--- START OF DATASET RECORDS ---

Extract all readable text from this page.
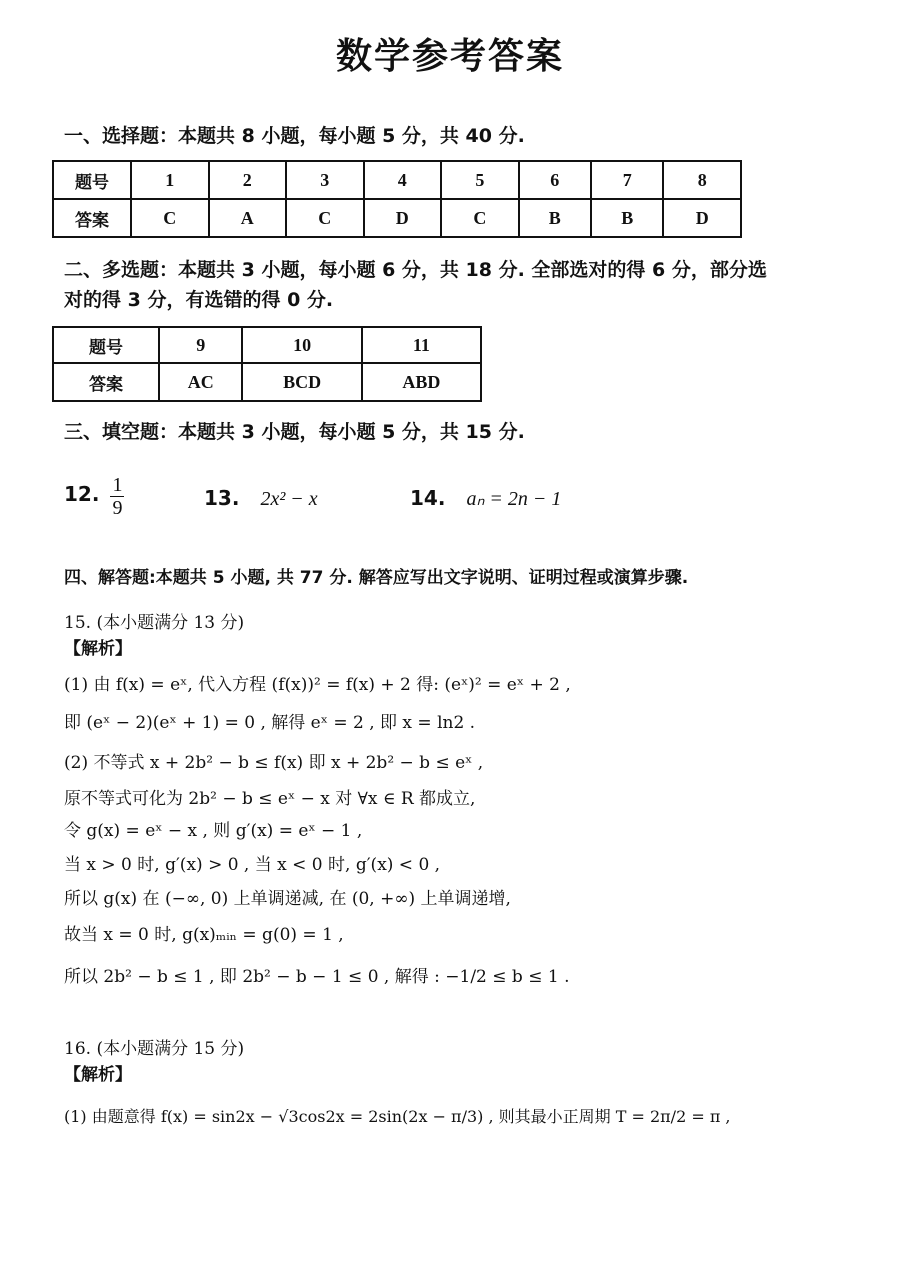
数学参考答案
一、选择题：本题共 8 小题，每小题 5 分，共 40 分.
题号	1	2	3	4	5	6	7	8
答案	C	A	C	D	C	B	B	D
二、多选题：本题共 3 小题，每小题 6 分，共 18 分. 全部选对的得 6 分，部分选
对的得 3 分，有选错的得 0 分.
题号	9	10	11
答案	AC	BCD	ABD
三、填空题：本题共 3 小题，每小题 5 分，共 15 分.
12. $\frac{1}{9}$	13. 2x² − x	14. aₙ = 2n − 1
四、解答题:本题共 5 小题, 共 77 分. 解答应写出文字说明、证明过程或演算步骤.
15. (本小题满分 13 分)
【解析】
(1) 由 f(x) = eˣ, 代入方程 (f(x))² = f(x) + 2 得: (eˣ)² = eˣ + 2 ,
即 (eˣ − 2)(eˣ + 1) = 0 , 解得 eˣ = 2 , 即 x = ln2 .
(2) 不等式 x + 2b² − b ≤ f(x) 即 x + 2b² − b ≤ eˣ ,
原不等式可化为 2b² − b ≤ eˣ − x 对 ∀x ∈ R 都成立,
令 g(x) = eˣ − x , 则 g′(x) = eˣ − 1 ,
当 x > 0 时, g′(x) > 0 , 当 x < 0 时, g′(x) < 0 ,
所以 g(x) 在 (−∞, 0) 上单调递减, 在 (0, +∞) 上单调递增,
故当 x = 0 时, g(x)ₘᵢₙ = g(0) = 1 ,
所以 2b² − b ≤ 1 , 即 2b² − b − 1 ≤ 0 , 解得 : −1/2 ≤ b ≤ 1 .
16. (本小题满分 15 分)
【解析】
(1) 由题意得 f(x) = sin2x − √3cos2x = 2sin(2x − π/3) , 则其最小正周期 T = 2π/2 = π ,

--- END OF DATASET RECORDS ---

Pictures in the records should not appear in your copy, but everything else must be transcribed exactly.

- [OUTPUT FOR THIS TASK]:
Extract all readable text from this page.
数学参考答案
一、选择题：本题共 8 小题，每小题 5 分，共 40 分.
题号	1	2	3	4	5	6	7	8
答案	C	A	C	D	C	B	B	D
二、多选题：本题共 3 小题，每小题 6 分，共 18 分. 全部选对的得 6 分，部分选
对的得 3 分，有选错的得 0 分.
题号	9	10	11
答案	AC	BCD	ABD
三、填空题：本题共 3 小题，每小题 5 分，共 15 分.
12. $\frac{1}{9}$	13. 2x² − x	14. aₙ = 2n − 1
四、解答题:本题共 5 小题, 共 77 分. 解答应写出文字说明、证明过程或演算步骤.
15. (本小题满分 13 分)
【解析】
(1) 由 f(x) = eˣ, 代入方程 (f(x))² = f(x) + 2 得: (eˣ)² = eˣ + 2 ,
即 (eˣ − 2)(eˣ + 1) = 0 , 解得 eˣ = 2 , 即 x = ln2 .
(2) 不等式 x + 2b² − b ≤ f(x) 即 x + 2b² − b ≤ eˣ ,
原不等式可化为 2b² − b ≤ eˣ − x 对 ∀x ∈ R 都成立,
令 g(x) = eˣ − x , 则 g′(x) = eˣ − 1 ,
当 x > 0 时, g′(x) > 0 , 当 x < 0 时, g′(x) < 0 ,
所以 g(x) 在 (−∞, 0) 上单调递减, 在 (0, +∞) 上单调递增,
故当 x = 0 时, g(x)ₘᵢₙ = g(0) = 1 ,
所以 2b² − b ≤ 1 , 即 2b² − b − 1 ≤ 0 , 解得 : −1/2 ≤ b ≤ 1 .
16. (本小题满分 15 分)
【解析】
(1) 由题意得 f(x) = sin2x − √3cos2x = 2sin(2x − π/3) , 则其最小正周期 T = 2π/2 = π ,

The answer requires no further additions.